Философия как лекарство от уныния, тревоги и чувства внутренней пустоты (страница 2)
Все это подразумевает критический анализ, который отталкивается от конкретных ситуаций и таким образом ведет к формированию личности, а не наоборот. Каждый день мы проявляем внимание к своему ребенку, когда он просыпается, к домашнему животному, к другу, который нам звонит, чтобы поделиться тревогами… Совокупность таких реальных действий и составляет общее понятие «заботливый человек». Но если мы поступим наоборот, то есть начнем с понятия, то, скорее всего, это ни к чему не приведет. Общее понятие состоит из универсальных формул, имеющих мало отношения к действительности, так что мы просто заставляем себя поступать определенным образом, при этом часто – против собственной воли. Следование универсальным формулам приводит лишь к стандартизации идентичности.
Вполне возможно, что именно в момент осознания, что мы наконец соответствуем общим стандартам, нас и охватывает экзистенциальная тоска от того, что мы лишь одни из многих. Философ Бодрийяр писал об этом так:
«Культура делает из нас клонов, и ментальное клонирование по уровню развития опережает биологическое… Система образования, пресса, культура и массовая информация превращает уникальных индивидов в идентичные копии»[4].

Исходные данные:

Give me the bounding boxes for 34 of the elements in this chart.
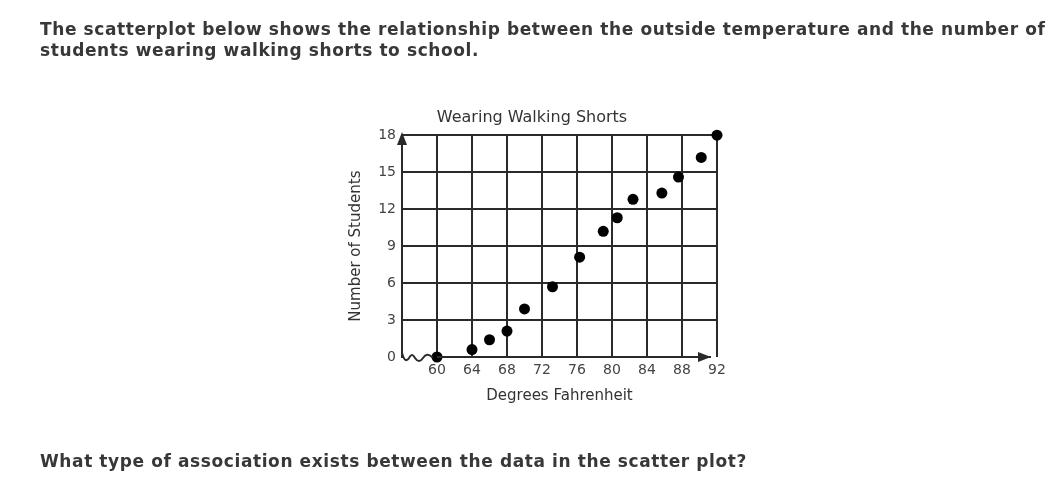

Условие задания: Выведите дословно фрагмент текста о философии как лекарстве от уныния: от слов «Философия как лекарство» до слов «к стандартизации идентичности.» включительно.

Ответ на задание:
Философия как лекарство от уныния, тревоги и чувства внутренней пустоты (страница 2)
Все это подразумевает критический анализ, который отталкивается от конкретных ситуаций и таким образом ведет к формированию личности, а не наоборот. Каждый день мы проявляем внимание к своему ребенку, когда он просыпается, к домашнему животному, к другу, который нам звонит, чтобы поделиться тревогами… Совокупность таких реальных действий и составляет общее понятие «заботливый человек». Но если мы поступим наоборот, то есть начнем с понятия, то, скорее всего, это ни к чему не приведет. Общее понятие состоит из универсальных формул, имеющих мало отношения к действительности, так что мы просто заставляем себя поступать определенным образом, при этом часто – против собственной воли. Следование универсальным формулам приводит лишь к стандартизации идентичности.